WHAT YOU HAVE TO DO
Transcribe every record that appears below, exactly and in full.

-- -- --

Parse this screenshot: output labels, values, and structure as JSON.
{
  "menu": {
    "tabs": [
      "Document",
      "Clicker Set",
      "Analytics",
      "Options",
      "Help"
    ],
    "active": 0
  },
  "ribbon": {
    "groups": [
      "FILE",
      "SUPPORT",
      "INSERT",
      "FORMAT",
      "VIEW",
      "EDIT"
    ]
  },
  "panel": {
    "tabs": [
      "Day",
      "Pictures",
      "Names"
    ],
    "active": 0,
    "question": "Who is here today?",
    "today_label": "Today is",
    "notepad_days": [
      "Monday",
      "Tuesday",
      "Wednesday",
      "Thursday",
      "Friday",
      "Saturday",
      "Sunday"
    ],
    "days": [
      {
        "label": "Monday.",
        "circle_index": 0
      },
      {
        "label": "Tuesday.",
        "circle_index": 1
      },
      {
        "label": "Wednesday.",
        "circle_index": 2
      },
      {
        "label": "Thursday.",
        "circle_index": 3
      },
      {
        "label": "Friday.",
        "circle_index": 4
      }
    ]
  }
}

-- -- --

ANSWER TO THIS TASK
Parse this screenshot: output labels, values, and structure as JSON.
{
  "menu": {
    "tabs": [
      "Document",
      "Clicker Set",
      "Analytics",
      "Options",
      "Help"
    ],
    "active": 0
  },
  "ribbon": {
    "groups": [
      "FILE",
      "SUPPORT",
      "INSERT",
      "FORMAT",
      "VIEW",
      "EDIT"
    ]
  },
  "panel": {
    "tabs": [
      "Day",
      "Pictures",
      "Names"
    ],
    "active": 0,
    "question": "Who is here today?",
    "today_label": "Today is",
    "notepad_days": [
      "Monday",
      "Tuesday",
      "Wednesday",
      "Thursday",
      "Friday",
      "Saturday",
      "Sunday"
    ],
    "days": [
      {
        "label": "Monday.",
        "circle_index": 0
      },
      {
        "label": "Tuesday.",
        "circle_index": 1
      },
      {
        "label": "Wednesday.",
        "circle_index": 2
      },
      {
        "label": "Thursday.",
        "circle_index": 3
      },
      {
        "label": "Friday.",
        "circle_index": 4
      }
    ]
  }
}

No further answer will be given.